[BEGIN EXTRACTED DATA]
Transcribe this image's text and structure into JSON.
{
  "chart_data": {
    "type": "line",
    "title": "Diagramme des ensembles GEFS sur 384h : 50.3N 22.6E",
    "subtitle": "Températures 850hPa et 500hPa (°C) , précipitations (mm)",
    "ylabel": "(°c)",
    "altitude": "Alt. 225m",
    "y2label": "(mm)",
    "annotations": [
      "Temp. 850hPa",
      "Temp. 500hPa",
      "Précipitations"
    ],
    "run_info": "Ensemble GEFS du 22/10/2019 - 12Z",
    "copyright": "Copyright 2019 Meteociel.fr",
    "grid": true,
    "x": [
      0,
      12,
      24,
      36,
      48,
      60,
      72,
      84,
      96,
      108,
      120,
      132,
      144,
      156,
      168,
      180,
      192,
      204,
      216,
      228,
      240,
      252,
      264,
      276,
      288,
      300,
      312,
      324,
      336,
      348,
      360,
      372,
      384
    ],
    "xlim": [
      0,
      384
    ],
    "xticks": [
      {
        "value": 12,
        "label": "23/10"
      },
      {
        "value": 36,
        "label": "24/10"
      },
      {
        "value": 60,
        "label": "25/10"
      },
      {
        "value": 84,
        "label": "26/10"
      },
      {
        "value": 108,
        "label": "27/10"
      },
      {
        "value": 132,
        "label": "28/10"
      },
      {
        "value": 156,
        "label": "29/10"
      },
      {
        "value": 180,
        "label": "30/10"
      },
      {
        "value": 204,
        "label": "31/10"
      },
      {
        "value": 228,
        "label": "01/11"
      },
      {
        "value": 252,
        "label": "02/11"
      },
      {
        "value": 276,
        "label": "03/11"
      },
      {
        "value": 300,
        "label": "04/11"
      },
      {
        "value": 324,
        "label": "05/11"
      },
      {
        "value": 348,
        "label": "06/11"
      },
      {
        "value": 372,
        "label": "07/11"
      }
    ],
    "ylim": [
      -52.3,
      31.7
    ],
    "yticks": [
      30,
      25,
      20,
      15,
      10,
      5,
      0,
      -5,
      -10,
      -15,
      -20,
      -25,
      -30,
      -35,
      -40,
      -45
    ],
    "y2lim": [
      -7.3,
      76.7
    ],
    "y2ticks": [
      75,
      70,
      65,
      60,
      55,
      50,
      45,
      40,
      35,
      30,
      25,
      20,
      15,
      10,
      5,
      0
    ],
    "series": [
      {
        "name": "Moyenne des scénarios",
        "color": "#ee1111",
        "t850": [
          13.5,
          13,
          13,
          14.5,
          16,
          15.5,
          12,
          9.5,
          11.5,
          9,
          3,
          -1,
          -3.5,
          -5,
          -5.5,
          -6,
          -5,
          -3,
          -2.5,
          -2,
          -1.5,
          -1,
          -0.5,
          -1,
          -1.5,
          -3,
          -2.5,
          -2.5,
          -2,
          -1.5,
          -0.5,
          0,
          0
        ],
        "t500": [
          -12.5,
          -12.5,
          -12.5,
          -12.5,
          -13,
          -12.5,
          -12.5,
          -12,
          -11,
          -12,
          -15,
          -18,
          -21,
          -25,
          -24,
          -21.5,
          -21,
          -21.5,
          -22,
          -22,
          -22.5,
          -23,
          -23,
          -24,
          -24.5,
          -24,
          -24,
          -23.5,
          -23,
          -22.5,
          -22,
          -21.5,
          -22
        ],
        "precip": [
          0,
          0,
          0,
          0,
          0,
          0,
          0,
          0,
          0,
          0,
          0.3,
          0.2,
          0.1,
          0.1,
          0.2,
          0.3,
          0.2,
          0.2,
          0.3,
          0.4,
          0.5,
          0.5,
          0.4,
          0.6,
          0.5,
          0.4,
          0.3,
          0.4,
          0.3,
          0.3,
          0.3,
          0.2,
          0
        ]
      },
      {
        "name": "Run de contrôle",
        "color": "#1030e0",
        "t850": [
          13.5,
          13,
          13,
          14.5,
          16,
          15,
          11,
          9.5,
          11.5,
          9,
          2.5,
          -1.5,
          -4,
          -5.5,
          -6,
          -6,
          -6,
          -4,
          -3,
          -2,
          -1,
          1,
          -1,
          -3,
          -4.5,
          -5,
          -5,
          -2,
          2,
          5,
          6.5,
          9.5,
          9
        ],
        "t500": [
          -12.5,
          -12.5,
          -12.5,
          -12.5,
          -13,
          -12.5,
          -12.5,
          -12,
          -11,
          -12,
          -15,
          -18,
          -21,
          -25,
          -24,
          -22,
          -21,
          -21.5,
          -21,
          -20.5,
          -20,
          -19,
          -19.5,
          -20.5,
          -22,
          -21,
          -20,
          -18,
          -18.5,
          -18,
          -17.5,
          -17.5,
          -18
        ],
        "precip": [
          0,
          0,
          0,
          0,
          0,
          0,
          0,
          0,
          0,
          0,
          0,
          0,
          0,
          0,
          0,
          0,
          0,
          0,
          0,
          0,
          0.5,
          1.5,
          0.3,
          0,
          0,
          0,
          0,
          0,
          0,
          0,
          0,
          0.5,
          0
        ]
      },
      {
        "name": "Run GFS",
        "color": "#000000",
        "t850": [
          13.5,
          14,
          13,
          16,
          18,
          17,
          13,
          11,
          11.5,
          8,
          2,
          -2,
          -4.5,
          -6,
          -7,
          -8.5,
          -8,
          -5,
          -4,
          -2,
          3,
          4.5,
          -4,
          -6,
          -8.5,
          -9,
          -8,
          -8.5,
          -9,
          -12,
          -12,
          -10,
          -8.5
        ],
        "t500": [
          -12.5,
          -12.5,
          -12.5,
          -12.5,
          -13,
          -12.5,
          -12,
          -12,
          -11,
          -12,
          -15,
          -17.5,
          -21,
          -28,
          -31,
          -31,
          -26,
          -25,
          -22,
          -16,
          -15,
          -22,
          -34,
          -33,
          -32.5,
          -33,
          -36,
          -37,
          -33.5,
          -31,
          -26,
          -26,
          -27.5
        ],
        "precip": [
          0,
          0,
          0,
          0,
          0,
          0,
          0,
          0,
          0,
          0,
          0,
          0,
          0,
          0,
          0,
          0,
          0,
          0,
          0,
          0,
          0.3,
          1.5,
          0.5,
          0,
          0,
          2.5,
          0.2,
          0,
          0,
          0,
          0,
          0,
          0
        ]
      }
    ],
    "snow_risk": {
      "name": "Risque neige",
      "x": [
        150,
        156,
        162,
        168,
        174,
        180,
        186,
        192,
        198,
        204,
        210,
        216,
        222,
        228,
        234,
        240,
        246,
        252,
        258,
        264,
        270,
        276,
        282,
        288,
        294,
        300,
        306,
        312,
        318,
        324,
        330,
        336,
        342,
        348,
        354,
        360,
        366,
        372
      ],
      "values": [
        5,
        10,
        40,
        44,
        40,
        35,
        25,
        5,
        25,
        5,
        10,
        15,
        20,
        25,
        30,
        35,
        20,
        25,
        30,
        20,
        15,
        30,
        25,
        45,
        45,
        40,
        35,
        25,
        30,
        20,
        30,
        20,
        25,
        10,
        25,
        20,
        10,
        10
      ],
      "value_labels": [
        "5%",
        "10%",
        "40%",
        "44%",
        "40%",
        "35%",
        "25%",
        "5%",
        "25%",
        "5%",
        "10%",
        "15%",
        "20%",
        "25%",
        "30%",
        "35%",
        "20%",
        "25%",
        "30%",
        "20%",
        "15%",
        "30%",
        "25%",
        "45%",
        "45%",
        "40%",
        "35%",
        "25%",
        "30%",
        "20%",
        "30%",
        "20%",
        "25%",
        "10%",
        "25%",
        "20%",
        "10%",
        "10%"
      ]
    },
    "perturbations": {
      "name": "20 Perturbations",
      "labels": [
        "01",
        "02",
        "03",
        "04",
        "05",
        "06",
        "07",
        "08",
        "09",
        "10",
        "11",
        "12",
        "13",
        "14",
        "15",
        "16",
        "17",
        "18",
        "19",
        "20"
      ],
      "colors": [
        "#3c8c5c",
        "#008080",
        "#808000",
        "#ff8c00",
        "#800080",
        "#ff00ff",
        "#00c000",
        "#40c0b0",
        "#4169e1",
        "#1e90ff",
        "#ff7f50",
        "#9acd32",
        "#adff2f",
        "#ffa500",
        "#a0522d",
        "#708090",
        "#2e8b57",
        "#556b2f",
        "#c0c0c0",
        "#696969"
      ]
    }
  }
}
[END EXTRACTED DATA]
◆ PROBLEM DETAILS: From the data above, pick out each line containing "GEFS" and copy it.

◆ EXERCISE OUTPUT:
    "title": "Diagramme des ensembles GEFS sur 384h : 50.3N 22.6E",
    "run_info": "Ensemble GEFS du 22/10/2019 - 12Z",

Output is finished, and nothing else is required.